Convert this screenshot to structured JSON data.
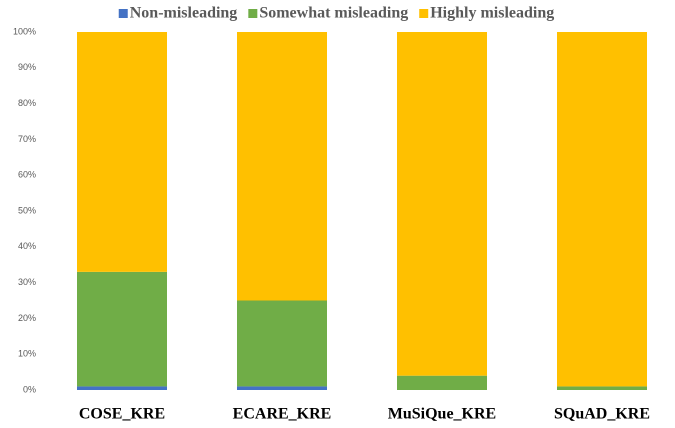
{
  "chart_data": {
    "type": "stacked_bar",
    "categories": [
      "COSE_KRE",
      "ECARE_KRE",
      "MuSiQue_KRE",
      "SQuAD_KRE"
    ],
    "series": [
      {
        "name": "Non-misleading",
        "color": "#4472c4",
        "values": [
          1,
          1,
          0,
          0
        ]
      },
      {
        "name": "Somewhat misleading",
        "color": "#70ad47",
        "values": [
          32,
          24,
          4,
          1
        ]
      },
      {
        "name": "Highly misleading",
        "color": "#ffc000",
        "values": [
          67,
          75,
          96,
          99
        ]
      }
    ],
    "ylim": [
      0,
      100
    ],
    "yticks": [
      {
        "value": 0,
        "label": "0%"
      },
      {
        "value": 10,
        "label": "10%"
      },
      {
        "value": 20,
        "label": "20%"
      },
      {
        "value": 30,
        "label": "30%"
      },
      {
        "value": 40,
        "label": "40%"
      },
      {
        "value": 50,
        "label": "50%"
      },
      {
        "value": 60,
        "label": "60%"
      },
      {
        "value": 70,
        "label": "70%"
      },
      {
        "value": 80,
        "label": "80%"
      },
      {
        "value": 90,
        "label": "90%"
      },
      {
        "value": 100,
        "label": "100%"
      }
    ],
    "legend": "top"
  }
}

--- INSTRUCTIONS FOR THE TASK ---
Skipping the pictures, transcribe each line above exactly as it appears.

--- SOLUTION BELOW ---
Convert this screenshot to structured JSON data.
{
  "chart_data": {
    "type": "stacked_bar",
    "categories": [
      "COSE_KRE",
      "ECARE_KRE",
      "MuSiQue_KRE",
      "SQuAD_KRE"
    ],
    "series": [
      {
        "name": "Non-misleading",
        "color": "#4472c4",
        "values": [
          1,
          1,
          0,
          0
        ]
      },
      {
        "name": "Somewhat misleading",
        "color": "#70ad47",
        "values": [
          32,
          24,
          4,
          1
        ]
      },
      {
        "name": "Highly misleading",
        "color": "#ffc000",
        "values": [
          67,
          75,
          96,
          99
        ]
      }
    ],
    "ylim": [
      0,
      100
    ],
    "yticks": [
      {
        "value": 0,
        "label": "0%"
      },
      {
        "value": 10,
        "label": "10%"
      },
      {
        "value": 20,
        "label": "20%"
      },
      {
        "value": 30,
        "label": "30%"
      },
      {
        "value": 40,
        "label": "40%"
      },
      {
        "value": 50,
        "label": "50%"
      },
      {
        "value": 60,
        "label": "60%"
      },
      {
        "value": 70,
        "label": "70%"
      },
      {
        "value": 80,
        "label": "80%"
      },
      {
        "value": 90,
        "label": "90%"
      },
      {
        "value": 100,
        "label": "100%"
      }
    ],
    "legend": "top"
  }
}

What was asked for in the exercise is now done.